---------- DATA EXTRACT ----------
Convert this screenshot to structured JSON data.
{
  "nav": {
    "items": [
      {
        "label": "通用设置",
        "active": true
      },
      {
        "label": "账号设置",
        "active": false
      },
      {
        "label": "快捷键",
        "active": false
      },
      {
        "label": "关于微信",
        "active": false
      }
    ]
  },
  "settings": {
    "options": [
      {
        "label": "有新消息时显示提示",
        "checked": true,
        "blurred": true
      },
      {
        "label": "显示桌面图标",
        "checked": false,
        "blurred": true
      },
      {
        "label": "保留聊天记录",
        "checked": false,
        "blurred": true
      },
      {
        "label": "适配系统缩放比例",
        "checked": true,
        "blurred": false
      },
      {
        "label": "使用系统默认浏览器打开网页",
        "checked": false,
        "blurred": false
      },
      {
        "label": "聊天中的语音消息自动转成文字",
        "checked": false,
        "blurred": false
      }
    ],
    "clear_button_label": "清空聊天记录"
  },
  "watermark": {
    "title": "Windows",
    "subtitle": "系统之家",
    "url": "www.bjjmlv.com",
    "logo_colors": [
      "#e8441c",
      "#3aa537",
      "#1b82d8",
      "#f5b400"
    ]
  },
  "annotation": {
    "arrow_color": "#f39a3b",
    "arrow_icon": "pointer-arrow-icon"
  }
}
----------
---------- DATA EXTRACT ----------
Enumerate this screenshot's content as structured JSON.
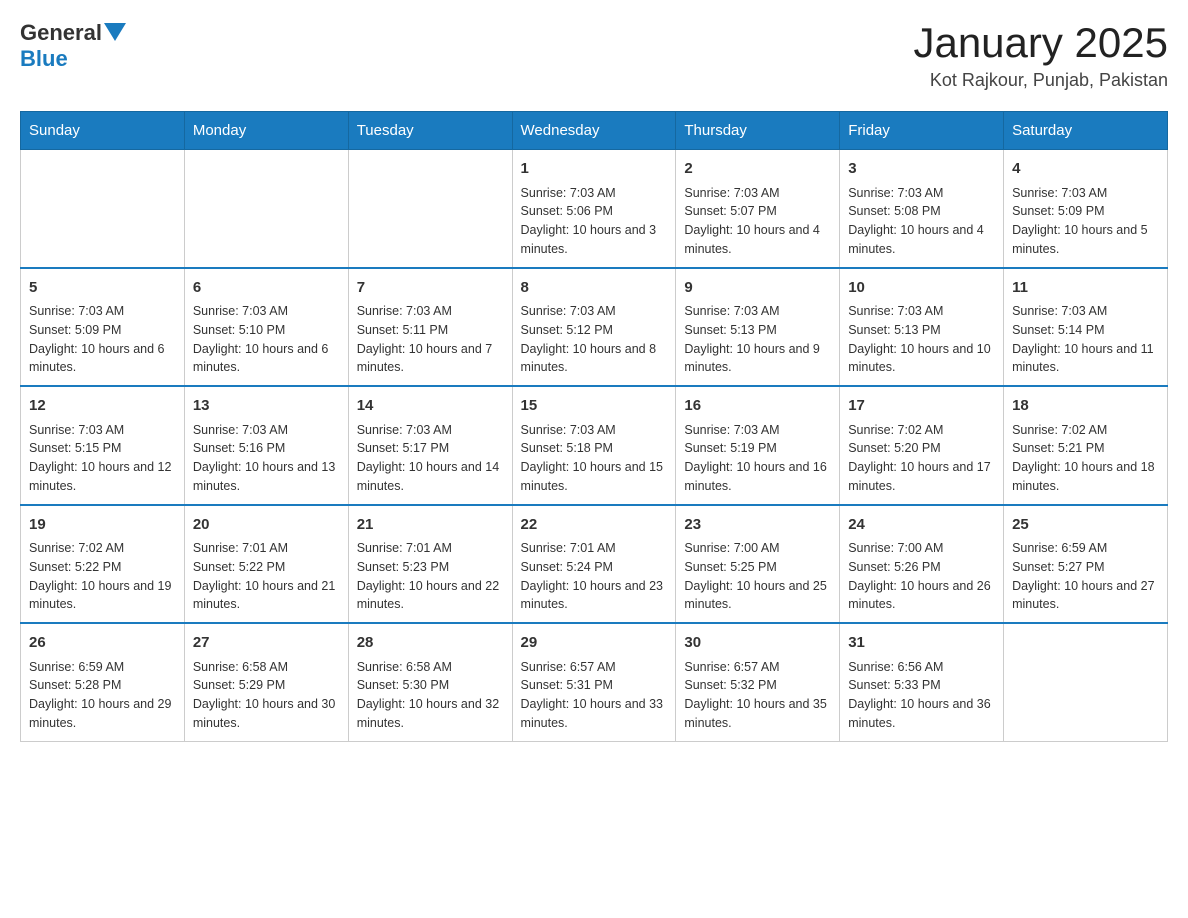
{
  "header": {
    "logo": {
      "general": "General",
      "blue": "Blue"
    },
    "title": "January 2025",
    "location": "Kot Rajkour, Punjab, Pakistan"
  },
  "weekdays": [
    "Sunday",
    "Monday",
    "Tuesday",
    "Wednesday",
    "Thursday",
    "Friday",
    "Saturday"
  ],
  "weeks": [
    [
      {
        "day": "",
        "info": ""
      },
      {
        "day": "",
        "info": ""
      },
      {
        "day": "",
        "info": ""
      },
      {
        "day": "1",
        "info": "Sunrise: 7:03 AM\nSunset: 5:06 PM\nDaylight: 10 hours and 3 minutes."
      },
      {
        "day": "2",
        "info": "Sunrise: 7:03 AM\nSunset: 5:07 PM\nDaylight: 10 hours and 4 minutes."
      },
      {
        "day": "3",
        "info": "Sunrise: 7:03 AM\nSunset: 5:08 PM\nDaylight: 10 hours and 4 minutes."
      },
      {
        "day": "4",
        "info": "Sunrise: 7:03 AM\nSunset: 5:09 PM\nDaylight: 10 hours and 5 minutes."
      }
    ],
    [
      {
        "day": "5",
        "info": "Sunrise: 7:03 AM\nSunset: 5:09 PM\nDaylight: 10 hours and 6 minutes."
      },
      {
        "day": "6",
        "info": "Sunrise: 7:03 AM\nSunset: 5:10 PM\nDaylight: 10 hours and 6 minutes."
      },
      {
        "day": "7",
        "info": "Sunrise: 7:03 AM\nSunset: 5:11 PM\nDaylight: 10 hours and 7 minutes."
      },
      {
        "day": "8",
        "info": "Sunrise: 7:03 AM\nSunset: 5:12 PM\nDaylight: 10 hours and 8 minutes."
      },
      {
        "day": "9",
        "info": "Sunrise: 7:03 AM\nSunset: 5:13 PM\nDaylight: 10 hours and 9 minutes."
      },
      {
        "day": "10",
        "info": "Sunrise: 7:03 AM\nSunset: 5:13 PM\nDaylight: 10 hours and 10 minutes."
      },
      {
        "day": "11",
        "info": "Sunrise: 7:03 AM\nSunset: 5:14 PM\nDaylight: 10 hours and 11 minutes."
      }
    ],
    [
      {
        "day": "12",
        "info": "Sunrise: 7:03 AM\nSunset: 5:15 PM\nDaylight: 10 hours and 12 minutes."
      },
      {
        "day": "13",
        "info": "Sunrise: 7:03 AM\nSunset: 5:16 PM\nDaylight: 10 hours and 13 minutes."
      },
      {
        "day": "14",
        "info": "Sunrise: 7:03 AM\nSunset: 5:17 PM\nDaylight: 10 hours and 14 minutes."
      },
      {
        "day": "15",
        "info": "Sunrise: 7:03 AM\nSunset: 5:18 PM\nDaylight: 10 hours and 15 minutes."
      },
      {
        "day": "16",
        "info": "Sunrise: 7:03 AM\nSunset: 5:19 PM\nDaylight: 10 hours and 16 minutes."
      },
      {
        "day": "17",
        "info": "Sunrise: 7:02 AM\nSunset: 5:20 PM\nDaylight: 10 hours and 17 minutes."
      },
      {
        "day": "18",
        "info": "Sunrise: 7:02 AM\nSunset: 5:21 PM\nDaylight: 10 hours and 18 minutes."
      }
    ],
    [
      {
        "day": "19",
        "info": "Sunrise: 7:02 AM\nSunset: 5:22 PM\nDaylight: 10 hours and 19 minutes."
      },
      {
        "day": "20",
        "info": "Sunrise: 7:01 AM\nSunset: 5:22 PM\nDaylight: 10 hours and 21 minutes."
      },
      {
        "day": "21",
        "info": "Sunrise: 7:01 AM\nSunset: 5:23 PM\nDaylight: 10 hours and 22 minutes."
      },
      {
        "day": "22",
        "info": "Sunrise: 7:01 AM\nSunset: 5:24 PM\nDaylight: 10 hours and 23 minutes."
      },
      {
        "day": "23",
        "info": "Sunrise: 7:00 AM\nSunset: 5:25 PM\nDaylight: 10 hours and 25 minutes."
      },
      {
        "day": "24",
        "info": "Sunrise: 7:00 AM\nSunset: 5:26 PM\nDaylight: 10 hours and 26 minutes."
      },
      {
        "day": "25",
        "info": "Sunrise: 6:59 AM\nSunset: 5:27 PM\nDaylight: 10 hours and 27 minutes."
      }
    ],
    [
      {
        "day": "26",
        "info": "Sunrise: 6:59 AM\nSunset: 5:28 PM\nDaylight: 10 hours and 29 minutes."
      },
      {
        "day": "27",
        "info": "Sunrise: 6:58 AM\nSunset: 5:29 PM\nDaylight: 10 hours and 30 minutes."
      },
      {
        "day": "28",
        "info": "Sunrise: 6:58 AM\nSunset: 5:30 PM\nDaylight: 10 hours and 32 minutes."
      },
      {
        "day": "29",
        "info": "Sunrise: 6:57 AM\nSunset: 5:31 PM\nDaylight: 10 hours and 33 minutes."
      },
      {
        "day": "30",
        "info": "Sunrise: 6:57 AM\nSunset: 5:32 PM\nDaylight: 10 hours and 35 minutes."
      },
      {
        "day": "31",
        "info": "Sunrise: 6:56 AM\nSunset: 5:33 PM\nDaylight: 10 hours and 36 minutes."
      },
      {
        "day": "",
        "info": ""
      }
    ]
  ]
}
----------
**YOUR GOAL**
Lines containing the word "structured" must all be returned from the material above.

**ANSWER TO THE TASK**
Convert this screenshot to structured JSON data.
Enumerate this screenshot's content as structured JSON.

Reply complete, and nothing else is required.